29.7.11

And just to make us wistful at the end of the week. Here is my local pub in North London in the 1960s, photo taken from the amazing Viewfinder site. Naturally the lamp-post is no longer there and has not been for the last thirty years. This is how the Wells looks nowadays. Of course it is amazing the building itself is still there (how has this happened?!). But still, once having seen the lamp-post one cannot help but mourn it.

28.7.11

More from the English Heritage website. This is Cambridge, Fitzwilliam Street, which EM Forster writes about lyrically in The Longest Journey (a little further along to the right is the ditch running along beside the pavement, which bicycles fall into). Every single one of these traffic signs and posts should be removed. They would be in Holland.

27.7.11

But maybe things are changing. This is Kensington High Street, after the clutter-reducing exercise which then dramatically reduced accidents. The white lines are a pity, but in reality they wouldn't often be so conspicuous because of traffic. And there are still improvements that could be made. But the lack of railings, rubbish bins and signs, the lack of 'management' of pedestrians although their safety increased, is heartening to those who notice their surroundings.

26.7.11

This is Kew Bridge, admittedly in a photograph from the 2004 English Heritage booklet Save Our Streets so it's possible someone will write to say that the railings have disappeared, the lamp-posts and traffic lights been neatened. Or alternatively someone will write to say that the traffic engineers have made things even worse. It's hard to see but the pub on the left is actually rather a beautiful building and to the right there's a row of houses that would be beautiful if not completely hidden by road signs, railings and advertisements.

25.7.11

Over the next few weeks many of us will be leaving the city, looking for harmony, beauty, peace and quiet. One of the villains of British life at the moment is the traffic engineer. He (or she) is allowed to to do whatever he likes both in the urban environment and the countryside, always in the name of safety and always to catastrophic effect aesthetically; but aesthetics count for nothing and so it goes on. This week on the Post will celebrate English Heritage's Save Our Streets campaign. It began in 2004 and presumably has made some improvements although it's sometimes hard to see that it has; however, perhaps once or twice we have walked down a street thinking, this is curiously free of rubbish bins and signs and painted lines and railings to herd pedestrians on the pavement.... Here is Bath (railing free in fact but there's room for much improvement). We did notice, a month ago, as we were having our Sack of Bath walk, eying up the frightful buildings that went up in the '60s and '70s to replace the beautiful houses, that the streets themselves badly needed a Betjemanesque saviour.
━━━━━━━━━━━━━━━━━━━━
### Directive
In the street-clutter posts, what year did English Heritage's Save Our Streets campaign begin?

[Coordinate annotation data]
━━━━━━━━━━━━━━━━━━━━
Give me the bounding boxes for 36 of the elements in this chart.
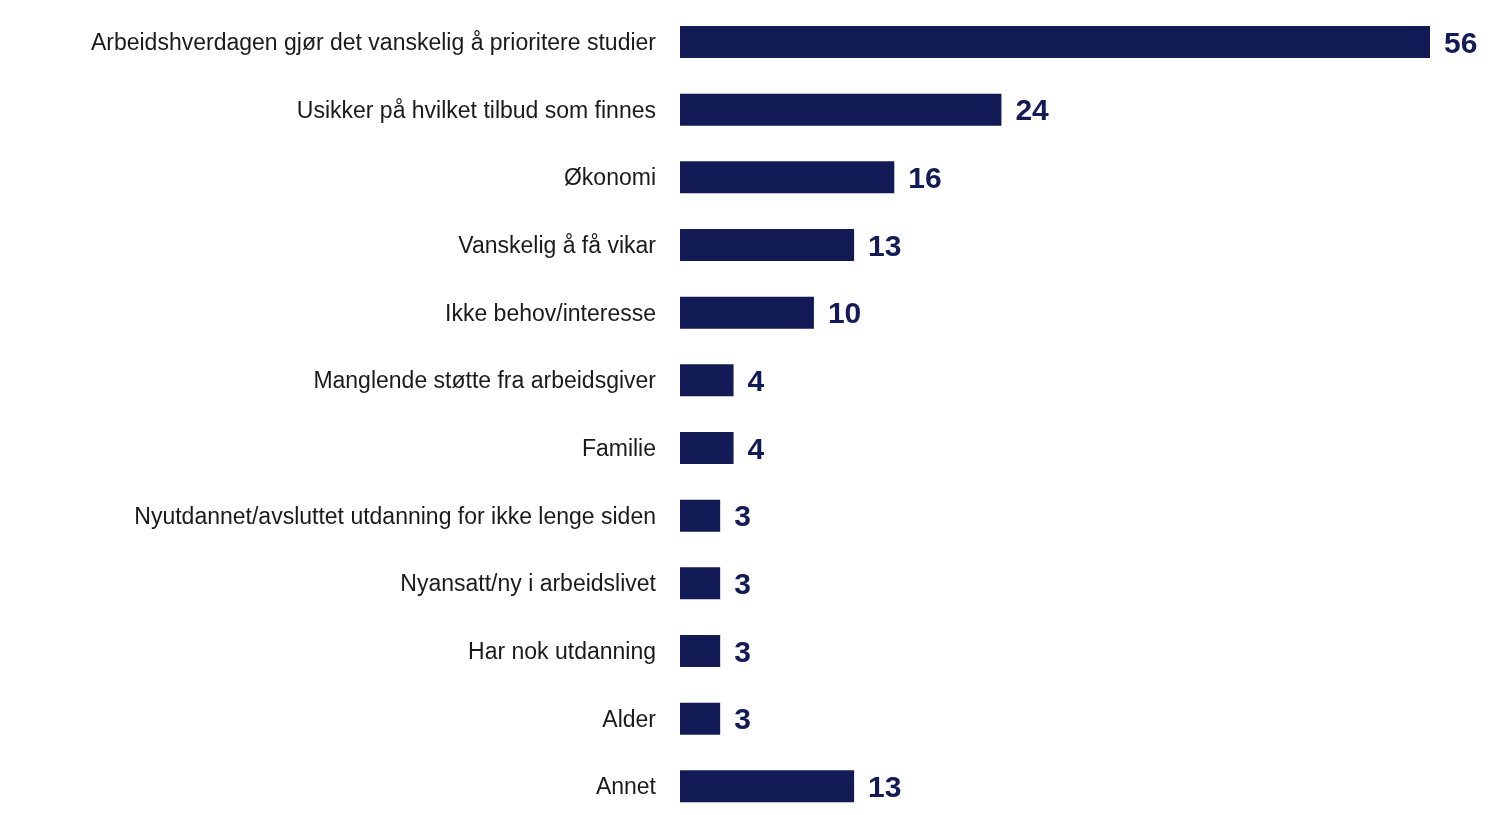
data-label: 3 [734, 566, 751, 600]
bar [680, 161, 895, 194]
y-tick-label: Nyutdannet/avsluttet utdanning for ikke lenge siden [134, 502, 656, 529]
bar [680, 296, 814, 329]
y-tick-label: Har nok utdanning [468, 638, 656, 664]
data-label: 10 [827, 296, 862, 330]
y-tick-label: Manglende støtte fra arbeidsgiver [313, 367, 657, 394]
bar [680, 432, 734, 464]
data-label: 3 [734, 634, 751, 668]
y-tick-label: Alder [602, 705, 657, 732]
y-tick-label: Familie [581, 435, 656, 461]
data-label: 16 [908, 160, 942, 194]
y-tick-label: Vanskelig å få vikar [458, 232, 657, 258]
y-tick-label: Arbeidshverdagen gjør det vanskelig å prioritere studier [90, 29, 657, 55]
data-label: 56 [1444, 25, 1478, 59]
bar [680, 702, 721, 735]
y-tick-label: Nyansatt/ny i arbeidslivet [400, 570, 657, 597]
bar [680, 567, 721, 600]
data-label: 3 [734, 499, 751, 533]
bar [680, 229, 855, 261]
bar [680, 93, 1002, 126]
data-label: 13 [868, 769, 902, 803]
bar [680, 770, 855, 803]
data-label: 3 [734, 702, 751, 736]
data-label: 24 [1015, 93, 1050, 127]
bar [680, 364, 734, 397]
data-label: 4 [747, 431, 765, 465]
y-tick-label: Annet [595, 773, 657, 800]
data-label: 4 [747, 363, 765, 397]
y-tick-label: Usikker på hvilket tilbud som finnes [296, 96, 656, 123]
data-label: 13 [868, 228, 902, 262]
bar [680, 635, 721, 667]
bar [680, 26, 1430, 58]
y-tick-label: Økonomi [563, 164, 656, 191]
y-tick-label: Ikke behov/interesse [445, 299, 656, 326]
bar [680, 499, 721, 532]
━━━━━━━━━━━━━━━━━━━━
### The solution
2004